[Part of a data file]
- - -

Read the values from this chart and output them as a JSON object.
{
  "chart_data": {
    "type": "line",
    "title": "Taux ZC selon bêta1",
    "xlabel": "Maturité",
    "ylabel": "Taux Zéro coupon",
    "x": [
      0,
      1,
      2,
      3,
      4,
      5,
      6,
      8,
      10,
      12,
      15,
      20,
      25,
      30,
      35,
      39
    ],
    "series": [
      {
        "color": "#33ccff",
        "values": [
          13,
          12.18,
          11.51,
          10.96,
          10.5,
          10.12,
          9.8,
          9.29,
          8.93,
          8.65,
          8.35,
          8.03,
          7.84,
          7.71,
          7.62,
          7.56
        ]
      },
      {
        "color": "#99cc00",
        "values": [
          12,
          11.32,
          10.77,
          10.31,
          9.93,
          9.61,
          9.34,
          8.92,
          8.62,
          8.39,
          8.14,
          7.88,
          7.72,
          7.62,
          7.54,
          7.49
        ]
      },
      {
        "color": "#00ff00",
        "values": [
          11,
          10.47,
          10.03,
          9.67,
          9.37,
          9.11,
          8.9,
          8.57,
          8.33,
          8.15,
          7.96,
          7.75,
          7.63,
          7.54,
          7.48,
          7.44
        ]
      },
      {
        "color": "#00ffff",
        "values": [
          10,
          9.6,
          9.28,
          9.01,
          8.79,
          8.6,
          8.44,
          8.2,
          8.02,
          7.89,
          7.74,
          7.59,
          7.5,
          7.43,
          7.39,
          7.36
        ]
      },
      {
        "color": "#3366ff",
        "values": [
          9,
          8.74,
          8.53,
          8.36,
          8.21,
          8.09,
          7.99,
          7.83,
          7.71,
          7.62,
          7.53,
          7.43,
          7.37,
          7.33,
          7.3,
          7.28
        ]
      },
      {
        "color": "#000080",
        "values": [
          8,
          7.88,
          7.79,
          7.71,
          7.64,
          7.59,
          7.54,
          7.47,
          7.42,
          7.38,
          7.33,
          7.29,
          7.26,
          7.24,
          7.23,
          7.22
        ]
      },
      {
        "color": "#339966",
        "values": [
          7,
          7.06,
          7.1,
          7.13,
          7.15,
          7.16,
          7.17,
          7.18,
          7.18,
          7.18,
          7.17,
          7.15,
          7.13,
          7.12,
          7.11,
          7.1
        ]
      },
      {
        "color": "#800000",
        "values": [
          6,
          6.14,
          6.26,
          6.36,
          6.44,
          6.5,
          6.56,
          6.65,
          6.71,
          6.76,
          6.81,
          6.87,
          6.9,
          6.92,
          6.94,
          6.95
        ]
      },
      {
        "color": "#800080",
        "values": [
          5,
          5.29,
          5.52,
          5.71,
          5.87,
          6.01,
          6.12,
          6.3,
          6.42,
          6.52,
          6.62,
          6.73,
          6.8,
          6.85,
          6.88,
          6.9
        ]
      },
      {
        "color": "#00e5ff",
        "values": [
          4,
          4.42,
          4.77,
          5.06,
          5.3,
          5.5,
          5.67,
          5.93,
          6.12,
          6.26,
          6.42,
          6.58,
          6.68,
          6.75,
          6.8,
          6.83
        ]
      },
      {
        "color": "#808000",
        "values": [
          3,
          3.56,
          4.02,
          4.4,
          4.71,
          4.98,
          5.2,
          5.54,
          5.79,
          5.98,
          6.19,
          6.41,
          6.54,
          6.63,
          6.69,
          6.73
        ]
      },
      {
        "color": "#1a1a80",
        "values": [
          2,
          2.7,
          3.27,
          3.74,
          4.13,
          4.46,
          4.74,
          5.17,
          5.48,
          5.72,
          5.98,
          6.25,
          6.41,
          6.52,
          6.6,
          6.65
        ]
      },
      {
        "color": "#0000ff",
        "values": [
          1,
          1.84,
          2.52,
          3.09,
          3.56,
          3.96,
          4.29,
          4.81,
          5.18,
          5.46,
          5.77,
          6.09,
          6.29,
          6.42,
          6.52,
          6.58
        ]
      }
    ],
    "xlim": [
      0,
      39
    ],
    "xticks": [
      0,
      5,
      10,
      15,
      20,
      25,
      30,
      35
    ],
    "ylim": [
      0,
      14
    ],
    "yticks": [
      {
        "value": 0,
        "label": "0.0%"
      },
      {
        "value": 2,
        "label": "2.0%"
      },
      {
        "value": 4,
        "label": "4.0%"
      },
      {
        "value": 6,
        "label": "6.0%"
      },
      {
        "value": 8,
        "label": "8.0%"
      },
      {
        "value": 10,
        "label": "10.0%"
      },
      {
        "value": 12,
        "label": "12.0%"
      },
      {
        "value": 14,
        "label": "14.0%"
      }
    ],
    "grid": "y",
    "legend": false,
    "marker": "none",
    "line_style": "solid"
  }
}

- - -

◆ **SHORT PROBLEM**
Check each line of the records above for the string "Taux", and report every line that has it.

◆ **RESULT**
    "title": "Taux ZC selon bêta1",
    "ylabel": "Taux Zéro coupon",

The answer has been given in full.